* Written instruction
What do the lines say from the one containing "Extract the structured" to the end of the records? Restate them word for word, and only those.

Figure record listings
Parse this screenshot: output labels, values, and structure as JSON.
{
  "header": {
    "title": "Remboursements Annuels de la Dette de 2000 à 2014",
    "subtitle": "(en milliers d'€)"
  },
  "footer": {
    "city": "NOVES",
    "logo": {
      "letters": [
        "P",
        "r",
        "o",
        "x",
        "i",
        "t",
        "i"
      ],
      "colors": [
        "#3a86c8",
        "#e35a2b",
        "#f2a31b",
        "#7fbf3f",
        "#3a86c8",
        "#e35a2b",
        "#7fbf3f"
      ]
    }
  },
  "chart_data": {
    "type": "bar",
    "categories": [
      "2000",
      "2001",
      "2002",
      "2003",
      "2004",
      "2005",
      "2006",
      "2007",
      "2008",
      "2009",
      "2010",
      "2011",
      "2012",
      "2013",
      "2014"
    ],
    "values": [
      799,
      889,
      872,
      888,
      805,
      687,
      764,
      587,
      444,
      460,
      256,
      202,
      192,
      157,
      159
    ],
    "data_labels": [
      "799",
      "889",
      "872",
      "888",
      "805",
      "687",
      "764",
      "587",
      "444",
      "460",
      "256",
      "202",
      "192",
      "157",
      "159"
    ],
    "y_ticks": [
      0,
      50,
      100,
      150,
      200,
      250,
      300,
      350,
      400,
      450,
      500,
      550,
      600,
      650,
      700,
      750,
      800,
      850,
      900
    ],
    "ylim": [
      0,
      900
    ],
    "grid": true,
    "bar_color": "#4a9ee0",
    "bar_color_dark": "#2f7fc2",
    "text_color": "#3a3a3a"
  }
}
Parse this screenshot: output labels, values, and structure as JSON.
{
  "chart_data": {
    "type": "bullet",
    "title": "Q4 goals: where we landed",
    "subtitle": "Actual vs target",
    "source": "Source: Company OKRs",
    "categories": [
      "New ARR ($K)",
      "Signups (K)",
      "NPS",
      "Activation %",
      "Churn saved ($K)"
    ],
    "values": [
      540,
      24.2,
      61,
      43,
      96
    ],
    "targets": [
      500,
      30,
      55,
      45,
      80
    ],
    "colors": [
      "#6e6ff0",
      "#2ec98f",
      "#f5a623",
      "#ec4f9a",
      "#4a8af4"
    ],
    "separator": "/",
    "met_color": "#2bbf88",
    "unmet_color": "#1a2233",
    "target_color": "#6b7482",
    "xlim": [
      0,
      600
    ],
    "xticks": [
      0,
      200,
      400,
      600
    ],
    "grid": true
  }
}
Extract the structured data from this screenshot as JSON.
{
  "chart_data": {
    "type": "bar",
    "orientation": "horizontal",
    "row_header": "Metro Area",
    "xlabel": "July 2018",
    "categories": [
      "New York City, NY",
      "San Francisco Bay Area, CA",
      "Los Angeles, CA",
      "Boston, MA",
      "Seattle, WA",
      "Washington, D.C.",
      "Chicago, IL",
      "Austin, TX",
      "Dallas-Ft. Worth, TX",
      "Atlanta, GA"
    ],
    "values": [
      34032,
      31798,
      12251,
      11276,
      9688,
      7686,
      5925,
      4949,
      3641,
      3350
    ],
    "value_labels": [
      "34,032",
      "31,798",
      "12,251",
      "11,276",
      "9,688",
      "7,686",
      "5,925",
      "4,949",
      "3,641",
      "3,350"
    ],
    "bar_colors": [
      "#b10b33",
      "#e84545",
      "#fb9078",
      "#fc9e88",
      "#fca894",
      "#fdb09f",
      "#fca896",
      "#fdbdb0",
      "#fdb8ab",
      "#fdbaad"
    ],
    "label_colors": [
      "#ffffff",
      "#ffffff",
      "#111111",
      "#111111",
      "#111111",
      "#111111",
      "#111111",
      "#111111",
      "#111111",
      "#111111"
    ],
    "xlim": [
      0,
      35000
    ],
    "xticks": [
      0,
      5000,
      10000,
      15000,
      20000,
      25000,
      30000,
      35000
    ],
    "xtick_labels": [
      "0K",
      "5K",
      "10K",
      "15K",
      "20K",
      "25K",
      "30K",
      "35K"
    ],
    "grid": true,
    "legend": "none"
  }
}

* Answer to this task
Extract the structured data from this screenshot as JSON.
{
  "chart_data": {
    "type": "bar",
    "orientation": "horizontal",
    "row_header": "Metro Area",
    "xlabel": "July 2018",
    "categories": [
      "New York City, NY",
      "San Francisco Bay Area, CA",
      "Los Angeles, CA",
      "Boston, MA",
      "Seattle, WA",
      "Washington, D.C.",
      "Chicago, IL",
      "Austin, TX",
      "Dallas-Ft. Worth, TX",
      "Atlanta, GA"
    ],
    "values": [
      34032,
      31798,
      12251,
      11276,
      9688,
      7686,
      5925,
      4949,
      3641,
      3350
    ],
    "value_labels": [
      "34,032",
      "31,798",
      "12,251",
      "11,276",
      "9,688",
      "7,686",
      "5,925",
      "4,949",
      "3,641",
      "3,350"
    ],
    "bar_colors": [
      "#b10b33",
      "#e84545",
      "#fb9078",
      "#fc9e88",
      "#fca894",
      "#fdb09f",
      "#fca896",
      "#fdbdb0",
      "#fdb8ab",
      "#fdbaad"
    ],
    "label_colors": [
      "#ffffff",
      "#ffffff",
      "#111111",
      "#111111",
      "#111111",
      "#111111",
      "#111111",
      "#111111",
      "#111111",
      "#111111"
    ],
    "xlim": [
      0,
      35000
    ],
    "xticks": [
      0,
      5000,
      10000,
      15000,
      20000,
      25000,
      30000,
      35000
    ],
    "xtick_labels": [
      "0K",
      "5K",
      "10K",
      "15K",
      "20K",
      "25K",
      "30K",
      "35K"
    ],
    "grid": true,
    "legend": "none"
  }
}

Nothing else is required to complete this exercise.